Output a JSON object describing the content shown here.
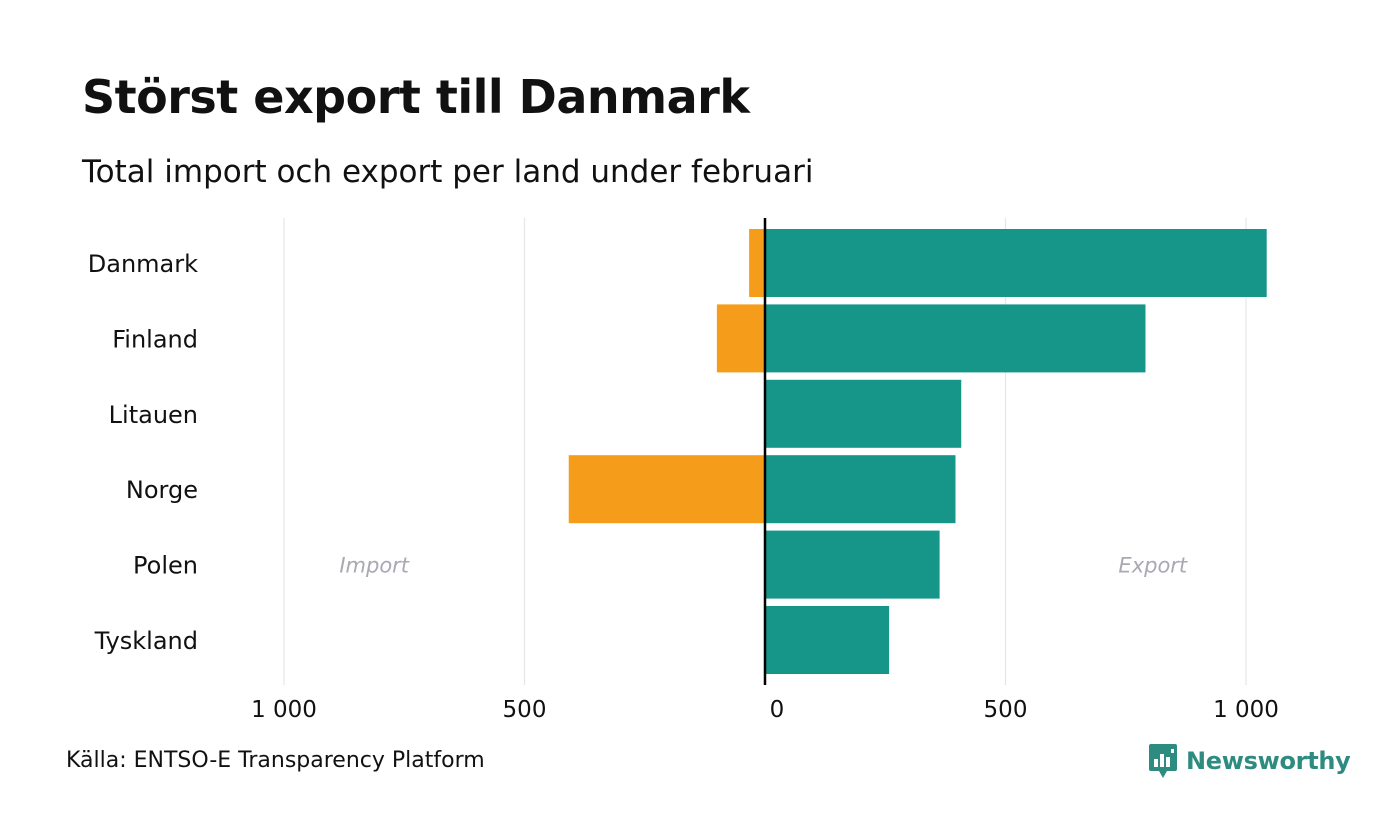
{
  "title": "Störst export till Danmark",
  "subtitle": "Total import och export per land under februari",
  "source": "Källa: ENTSO-E Transparency Platform",
  "logo": {
    "text": "Newsworthy",
    "icon": "newsworthy-logo-icon"
  },
  "colors": {
    "import": "#f59c1a",
    "export": "#159688",
    "grid": "#e6e6e6",
    "axis": "#000000",
    "annotation": "#a9a9b3",
    "logo": "#2e8b80"
  },
  "chart_data": {
    "type": "bar",
    "orientation": "horizontal",
    "categories": [
      "Danmark",
      "Finland",
      "Litauen",
      "Norge",
      "Polen",
      "Tyskland"
    ],
    "series": [
      {
        "name": "Import",
        "values": [
          -33,
          -100,
          0,
          -408,
          0,
          0
        ]
      },
      {
        "name": "Export",
        "values": [
          1043,
          791,
          408,
          396,
          363,
          258
        ]
      }
    ],
    "xlim": [
      -1000,
      1000
    ],
    "xticks": [
      -1000,
      -500,
      0,
      500,
      1000
    ],
    "xtick_labels": [
      "1 000",
      "500",
      "0",
      "500",
      "1 000"
    ],
    "annotations": [
      {
        "text": "Import",
        "x": -800,
        "category": "Polen"
      },
      {
        "text": "Export",
        "x": 800,
        "category": "Polen"
      }
    ],
    "grid": true,
    "legend": "none",
    "xlabel": "",
    "ylabel": ""
  }
}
········
Task description:
Take the entries shown above and quote them verbatim, passing over the pictures.

Correct result:
Output a JSON object describing the content shown here.
{
  "title": "Störst export till Danmark",
  "subtitle": "Total import och export per land under februari",
  "source": "Källa: ENTSO-E Transparency Platform",
  "logo": {
    "text": "Newsworthy",
    "icon": "newsworthy-logo-icon"
  },
  "colors": {
    "import": "#f59c1a",
    "export": "#159688",
    "grid": "#e6e6e6",
    "axis": "#000000",
    "annotation": "#a9a9b3",
    "logo": "#2e8b80"
  },
  "chart_data": {
    "type": "bar",
    "orientation": "horizontal",
    "categories": [
      "Danmark",
      "Finland",
      "Litauen",
      "Norge",
      "Polen",
      "Tyskland"
    ],
    "series": [
      {
        "name": "Import",
        "values": [
          -33,
          -100,
          0,
          -408,
          0,
          0
        ]
      },
      {
        "name": "Export",
        "values": [
          1043,
          791,
          408,
          396,
          363,
          258
        ]
      }
    ],
    "xlim": [
      -1000,
      1000
    ],
    "xticks": [
      -1000,
      -500,
      0,
      500,
      1000
    ],
    "xtick_labels": [
      "1 000",
      "500",
      "0",
      "500",
      "1 000"
    ],
    "annotations": [
      {
        "text": "Import",
        "x": -800,
        "category": "Polen"
      },
      {
        "text": "Export",
        "x": 800,
        "category": "Polen"
      }
    ],
    "grid": true,
    "legend": "none",
    "xlabel": "",
    "ylabel": ""
  }
}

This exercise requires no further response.